# [WHAT TO DO]
Pick out each line below containing "label".

━━ DATASET ━━

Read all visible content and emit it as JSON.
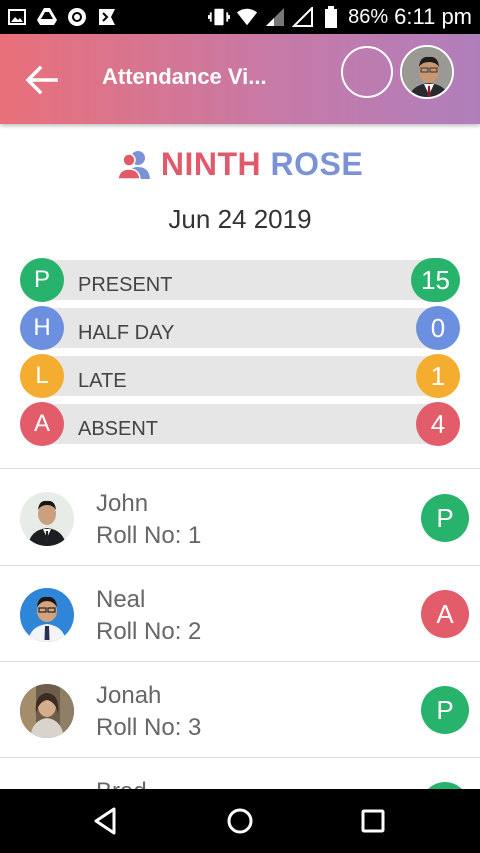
{
  "status_bar": {
    "battery": "86%",
    "time": "6:11 pm",
    "left_icons": [
      "gallery-icon",
      "drive-icon",
      "sync-icon",
      "flag-icon"
    ],
    "right_icons": [
      "vibrate-icon",
      "wifi-icon",
      "signal-icon",
      "signal-empty-icon",
      "battery-icon"
    ]
  },
  "app_bar": {
    "title": "Attendance Vi...",
    "back_icon": "arrow-left-icon"
  },
  "class": {
    "name_part1": "NINTH",
    "name_part2": "ROSE",
    "date": "Jun 24 2019"
  },
  "summary": [
    {
      "letter": "P",
      "label": "PRESENT",
      "count": "15",
      "color": "#27b36b"
    },
    {
      "letter": "H",
      "label": "HALF DAY",
      "count": "0",
      "color": "#6d8fe0"
    },
    {
      "letter": "L",
      "label": "LATE",
      "count": "1",
      "color": "#f4ad2e"
    },
    {
      "letter": "A",
      "label": "ABSENT",
      "count": "4",
      "color": "#e25c69"
    }
  ],
  "students": [
    {
      "name": "John",
      "roll": "Roll No: 1",
      "status": "P",
      "color": "#27b36b"
    },
    {
      "name": "Neal",
      "roll": "Roll No: 2",
      "status": "A",
      "color": "#e25c69"
    },
    {
      "name": "Jonah",
      "roll": "Roll No: 3",
      "status": "P",
      "color": "#27b36b"
    },
    {
      "name": "Brad",
      "roll": "",
      "status": "P",
      "color": "#27b36b"
    }
  ],
  "colors": {
    "appbar_start": "#e9707a",
    "appbar_end": "#b07fbb",
    "accent_red": "#e05a6a",
    "accent_blue": "#7b93d6"
  }
}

━━━

# [FINISHED ANSWER]
      "label": "PRESENT",
      "label": "HALF DAY",
      "label": "LATE",
      "label": "ABSENT",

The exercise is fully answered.